(Stored items)
§
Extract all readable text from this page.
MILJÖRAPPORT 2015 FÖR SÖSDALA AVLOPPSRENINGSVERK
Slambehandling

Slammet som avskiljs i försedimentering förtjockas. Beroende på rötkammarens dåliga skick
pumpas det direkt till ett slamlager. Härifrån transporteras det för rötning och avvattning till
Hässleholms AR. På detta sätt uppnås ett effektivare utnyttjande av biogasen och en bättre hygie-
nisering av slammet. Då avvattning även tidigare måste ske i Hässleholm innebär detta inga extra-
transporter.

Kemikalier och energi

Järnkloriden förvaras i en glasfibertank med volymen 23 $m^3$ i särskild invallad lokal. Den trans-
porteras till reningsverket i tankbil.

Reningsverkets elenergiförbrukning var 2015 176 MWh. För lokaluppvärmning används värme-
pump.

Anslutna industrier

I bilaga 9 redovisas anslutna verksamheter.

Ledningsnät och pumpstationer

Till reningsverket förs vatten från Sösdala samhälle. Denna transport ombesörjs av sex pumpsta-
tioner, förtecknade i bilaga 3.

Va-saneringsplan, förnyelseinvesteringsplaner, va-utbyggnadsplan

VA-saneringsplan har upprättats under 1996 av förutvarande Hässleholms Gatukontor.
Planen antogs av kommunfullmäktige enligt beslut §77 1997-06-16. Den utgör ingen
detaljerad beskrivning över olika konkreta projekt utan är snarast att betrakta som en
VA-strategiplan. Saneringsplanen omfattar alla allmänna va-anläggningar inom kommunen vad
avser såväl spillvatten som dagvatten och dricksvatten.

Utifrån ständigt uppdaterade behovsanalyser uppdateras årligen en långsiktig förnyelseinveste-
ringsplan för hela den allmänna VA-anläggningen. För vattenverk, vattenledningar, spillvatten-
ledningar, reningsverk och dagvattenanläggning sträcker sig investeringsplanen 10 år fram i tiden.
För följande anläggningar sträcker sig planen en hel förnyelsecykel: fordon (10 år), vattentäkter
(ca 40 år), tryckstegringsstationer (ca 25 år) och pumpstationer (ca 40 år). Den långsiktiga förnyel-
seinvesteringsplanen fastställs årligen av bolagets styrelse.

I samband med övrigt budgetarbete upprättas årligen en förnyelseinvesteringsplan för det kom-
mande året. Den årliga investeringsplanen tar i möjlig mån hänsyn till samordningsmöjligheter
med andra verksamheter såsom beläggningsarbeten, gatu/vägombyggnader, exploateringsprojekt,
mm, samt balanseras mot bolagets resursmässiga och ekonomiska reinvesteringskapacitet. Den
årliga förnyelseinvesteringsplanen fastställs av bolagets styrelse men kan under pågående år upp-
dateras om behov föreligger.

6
§
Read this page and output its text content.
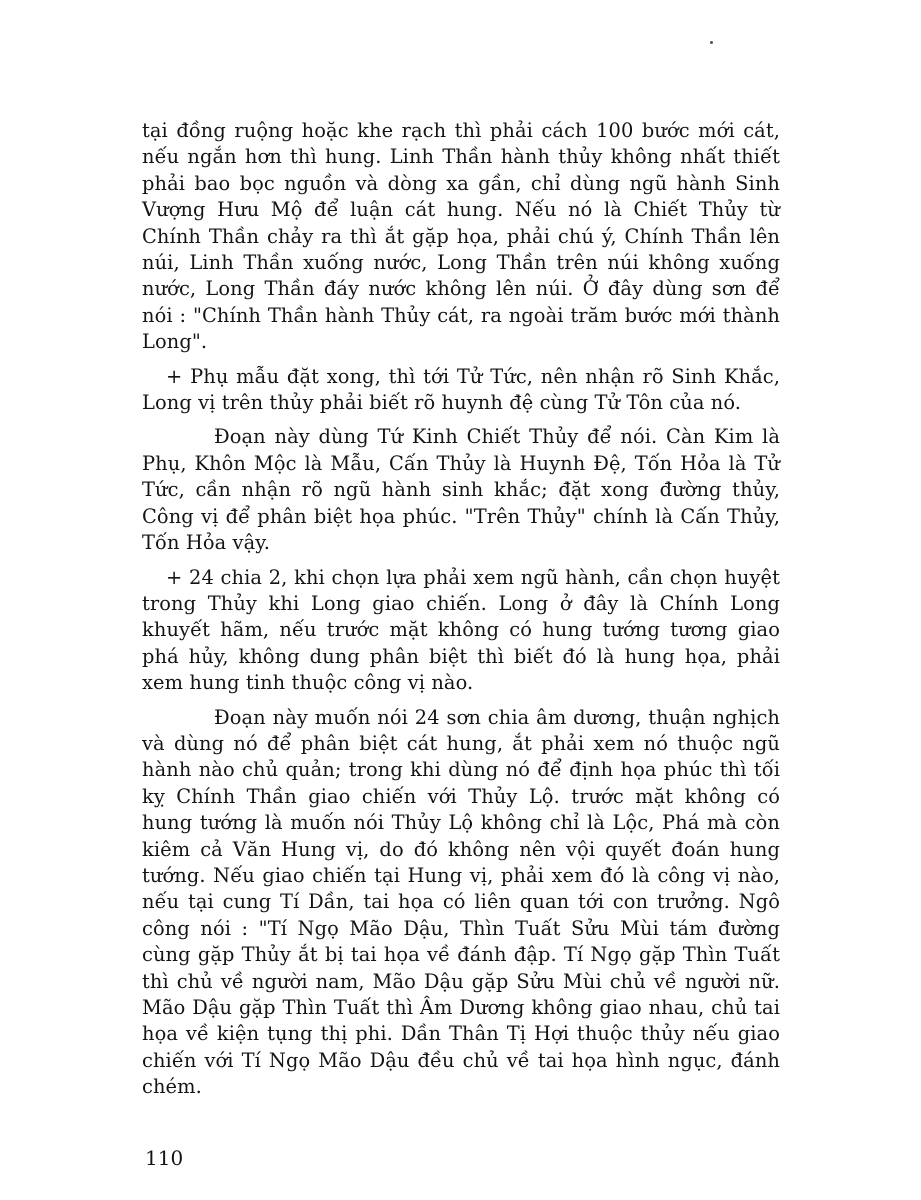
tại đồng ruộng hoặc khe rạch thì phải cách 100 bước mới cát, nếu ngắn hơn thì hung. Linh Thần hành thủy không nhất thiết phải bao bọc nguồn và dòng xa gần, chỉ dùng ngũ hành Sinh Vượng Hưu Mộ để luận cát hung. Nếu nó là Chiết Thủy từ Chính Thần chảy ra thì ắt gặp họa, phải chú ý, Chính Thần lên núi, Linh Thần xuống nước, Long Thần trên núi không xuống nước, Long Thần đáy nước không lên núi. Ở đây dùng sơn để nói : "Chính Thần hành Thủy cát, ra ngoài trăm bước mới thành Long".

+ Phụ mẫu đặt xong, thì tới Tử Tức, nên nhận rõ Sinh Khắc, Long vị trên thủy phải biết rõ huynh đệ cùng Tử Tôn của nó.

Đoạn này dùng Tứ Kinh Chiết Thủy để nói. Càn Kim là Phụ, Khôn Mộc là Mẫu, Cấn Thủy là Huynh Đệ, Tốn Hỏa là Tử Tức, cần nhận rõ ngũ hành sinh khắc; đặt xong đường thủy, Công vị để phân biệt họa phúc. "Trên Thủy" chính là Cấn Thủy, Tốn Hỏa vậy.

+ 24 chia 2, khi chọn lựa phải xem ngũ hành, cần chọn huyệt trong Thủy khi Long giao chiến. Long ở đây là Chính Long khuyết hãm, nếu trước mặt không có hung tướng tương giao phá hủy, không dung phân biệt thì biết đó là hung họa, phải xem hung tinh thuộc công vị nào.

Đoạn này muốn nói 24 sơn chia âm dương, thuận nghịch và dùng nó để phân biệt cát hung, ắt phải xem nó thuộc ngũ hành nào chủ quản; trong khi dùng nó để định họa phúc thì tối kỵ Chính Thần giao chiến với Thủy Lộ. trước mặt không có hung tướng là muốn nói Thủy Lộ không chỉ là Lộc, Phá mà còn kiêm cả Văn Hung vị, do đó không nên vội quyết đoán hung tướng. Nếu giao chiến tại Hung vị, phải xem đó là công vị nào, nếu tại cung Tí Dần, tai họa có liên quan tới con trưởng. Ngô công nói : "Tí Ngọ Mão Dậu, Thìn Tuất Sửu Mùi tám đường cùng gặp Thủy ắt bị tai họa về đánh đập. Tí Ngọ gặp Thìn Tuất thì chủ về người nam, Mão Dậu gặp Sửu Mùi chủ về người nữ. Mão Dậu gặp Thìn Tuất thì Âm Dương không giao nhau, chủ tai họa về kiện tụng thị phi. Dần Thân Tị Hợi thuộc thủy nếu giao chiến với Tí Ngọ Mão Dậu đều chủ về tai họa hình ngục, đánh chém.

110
§
Copy each line of the listing that holds the word "fastställs".

seinvesteringsplanen fastställs årligen av bolagets styrelse.
årliga förnyelseinvesteringsplanen fastställs av bolagets styrelse men kan under pågående år upp-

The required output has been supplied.